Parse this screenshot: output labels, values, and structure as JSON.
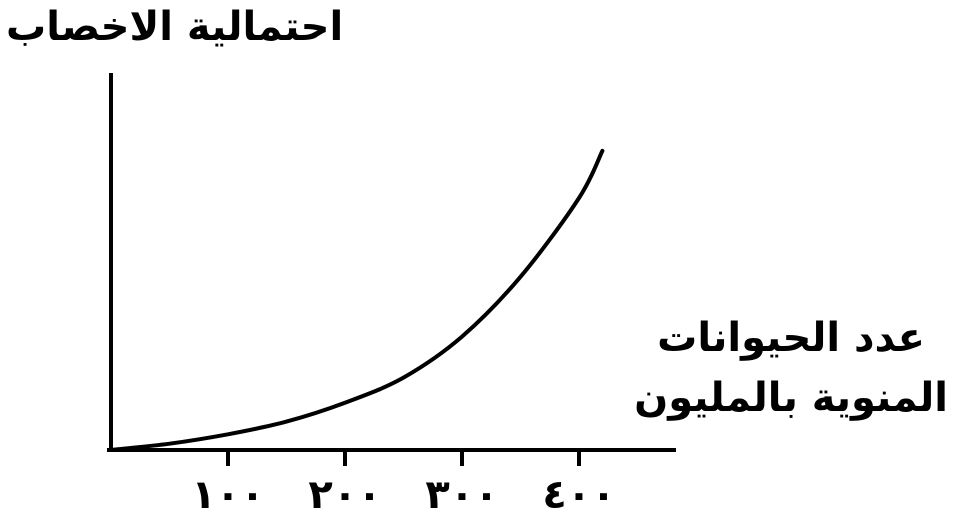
{
  "chart_data": {
    "type": "line",
    "ylabel": "احتمالية الاخصاب",
    "xlabel_lines": [
      "عدد الحيوانات",
      "المنوية بالمليون"
    ],
    "x_ticks": [
      100,
      200,
      300,
      400
    ],
    "x_tick_labels": [
      "١٠٠",
      "٢٠٠",
      "٣٠٠",
      "٤٠٠"
    ],
    "xlim": [
      0,
      460
    ],
    "ylim": [
      0,
      1
    ],
    "series": [
      {
        "x": [
          0,
          50,
          100,
          150,
          200,
          250,
          300,
          350,
          400,
          420
        ],
        "y": [
          0,
          0.02,
          0.05,
          0.09,
          0.15,
          0.23,
          0.36,
          0.55,
          0.8,
          0.95
        ]
      }
    ],
    "grid": false,
    "legend": "none"
  }
}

━━━

> _WHAT IS NEEDED_
Reproduce all the records verbatim, excluding images.

> _TASK ANSWER_
Parse this screenshot: output labels, values, and structure as JSON.
{
  "chart_data": {
    "type": "line",
    "ylabel": "احتمالية الاخصاب",
    "xlabel_lines": [
      "عدد الحيوانات",
      "المنوية بالمليون"
    ],
    "x_ticks": [
      100,
      200,
      300,
      400
    ],
    "x_tick_labels": [
      "١٠٠",
      "٢٠٠",
      "٣٠٠",
      "٤٠٠"
    ],
    "xlim": [
      0,
      460
    ],
    "ylim": [
      0,
      1
    ],
    "series": [
      {
        "x": [
          0,
          50,
          100,
          150,
          200,
          250,
          300,
          350,
          400,
          420
        ],
        "y": [
          0,
          0.02,
          0.05,
          0.09,
          0.15,
          0.23,
          0.36,
          0.55,
          0.8,
          0.95
        ]
      }
    ],
    "grid": false,
    "legend": "none"
  }
}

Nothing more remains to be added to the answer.